**Given instruction:** Rewrite every line of the listing, replacing "OECD members" with "OECD countries" and keeping all other text the same.

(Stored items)
· · · ·

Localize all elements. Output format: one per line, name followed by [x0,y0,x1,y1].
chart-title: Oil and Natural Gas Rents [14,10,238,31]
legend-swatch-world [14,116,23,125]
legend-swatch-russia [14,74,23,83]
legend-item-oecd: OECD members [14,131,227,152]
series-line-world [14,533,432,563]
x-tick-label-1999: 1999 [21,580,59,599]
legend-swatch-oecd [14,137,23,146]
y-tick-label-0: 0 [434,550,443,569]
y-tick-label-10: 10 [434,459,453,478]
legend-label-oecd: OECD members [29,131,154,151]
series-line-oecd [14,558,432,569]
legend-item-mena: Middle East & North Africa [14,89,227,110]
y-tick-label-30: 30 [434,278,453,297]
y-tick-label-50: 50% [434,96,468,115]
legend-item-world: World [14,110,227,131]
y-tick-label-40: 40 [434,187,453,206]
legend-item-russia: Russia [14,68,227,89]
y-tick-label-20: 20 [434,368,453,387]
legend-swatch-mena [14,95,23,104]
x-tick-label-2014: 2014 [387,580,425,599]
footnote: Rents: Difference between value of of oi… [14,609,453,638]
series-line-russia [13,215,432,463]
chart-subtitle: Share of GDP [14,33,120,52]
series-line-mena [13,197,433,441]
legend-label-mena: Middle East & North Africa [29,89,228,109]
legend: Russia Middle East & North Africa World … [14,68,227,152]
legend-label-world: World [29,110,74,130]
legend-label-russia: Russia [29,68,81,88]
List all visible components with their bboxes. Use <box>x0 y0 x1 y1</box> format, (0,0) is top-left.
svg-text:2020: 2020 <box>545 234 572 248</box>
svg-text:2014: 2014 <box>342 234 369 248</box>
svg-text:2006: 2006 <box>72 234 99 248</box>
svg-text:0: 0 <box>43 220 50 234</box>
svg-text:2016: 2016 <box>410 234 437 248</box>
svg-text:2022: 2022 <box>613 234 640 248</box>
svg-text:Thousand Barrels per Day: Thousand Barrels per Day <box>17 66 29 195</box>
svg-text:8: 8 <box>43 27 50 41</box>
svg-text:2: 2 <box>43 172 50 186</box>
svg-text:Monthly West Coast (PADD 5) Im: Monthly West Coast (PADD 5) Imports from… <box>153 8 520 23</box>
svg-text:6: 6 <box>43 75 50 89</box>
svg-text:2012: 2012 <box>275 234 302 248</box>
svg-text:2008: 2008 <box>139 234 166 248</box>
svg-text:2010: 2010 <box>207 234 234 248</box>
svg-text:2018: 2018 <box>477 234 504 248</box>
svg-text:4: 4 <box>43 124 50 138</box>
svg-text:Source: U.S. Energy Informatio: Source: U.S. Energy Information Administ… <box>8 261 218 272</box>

· · · ·

**Answer to the exercise:**
Localize all elements. Output format: one per line, name followed by [x0,y0,x1,y1].
chart-title: Oil and Natural Gas Rents [14,10,238,31]
legend-swatch-world [14,116,23,125]
legend-swatch-russia [14,74,23,83]
legend-item-oecd: OECD countries [14,131,227,152]
series-line-world [14,533,432,563]
x-tick-label-1999: 1999 [21,580,59,599]
legend-swatch-oecd [14,137,23,146]
y-tick-label-0: 0 [434,550,443,569]
y-tick-label-10: 10 [434,459,453,478]
legend-label-oecd: OECD countries [29,131,154,151]
series-line-oecd [14,558,432,569]
legend-item-mena: Middle East & North Africa [14,89,227,110]
y-tick-label-30: 30 [434,278,453,297]
y-tick-label-50: 50% [434,96,468,115]
legend-item-world: World [14,110,227,131]
y-tick-label-40: 40 [434,187,453,206]
legend-item-russia: Russia [14,68,227,89]
y-tick-label-20: 20 [434,368,453,387]
legend-swatch-mena [14,95,23,104]
x-tick-label-2014: 2014 [387,580,425,599]
footnote: Rents: Difference between value of of oi… [14,609,453,638]
series-line-russia [13,215,432,463]
chart-subtitle: Share of GDP [14,33,120,52]
series-line-mena [13,197,433,441]
legend-label-mena: Middle East & North Africa [29,89,228,109]
legend: Russia Middle East & North Africa World … [14,68,227,152]
legend-label-world: World [29,110,74,130]
legend-label-russia: Russia [29,68,81,88]
List all visible components with their bboxes. Use <box>x0 y0 x1 y1</box> format, (0,0) is top-left.
svg-text:2020: 2020 <box>545 234 572 248</box>
svg-text:2014: 2014 <box>342 234 369 248</box>
svg-text:2006: 2006 <box>72 234 99 248</box>
svg-text:0: 0 <box>43 220 50 234</box>
svg-text:2016: 2016 <box>410 234 437 248</box>
svg-text:2022: 2022 <box>613 234 640 248</box>
svg-text:Thousand Barrels per Day: Thousand Barrels per Day <box>17 66 29 195</box>
svg-text:8: 8 <box>43 27 50 41</box>
svg-text:2: 2 <box>43 172 50 186</box>
svg-text:Monthly West Coast (PADD 5) Im: Monthly West Coast (PADD 5) Imports from… <box>153 8 520 23</box>
svg-text:6: 6 <box>43 75 50 89</box>
svg-text:2012: 2012 <box>275 234 302 248</box>
svg-text:2008: 2008 <box>139 234 166 248</box>
svg-text:2010: 2010 <box>207 234 234 248</box>
svg-text:2018: 2018 <box>477 234 504 248</box>
svg-text:4: 4 <box>43 124 50 138</box>
svg-text:Source: U.S. Energy Informatio: Source: U.S. Energy Information Administ… <box>8 261 218 272</box>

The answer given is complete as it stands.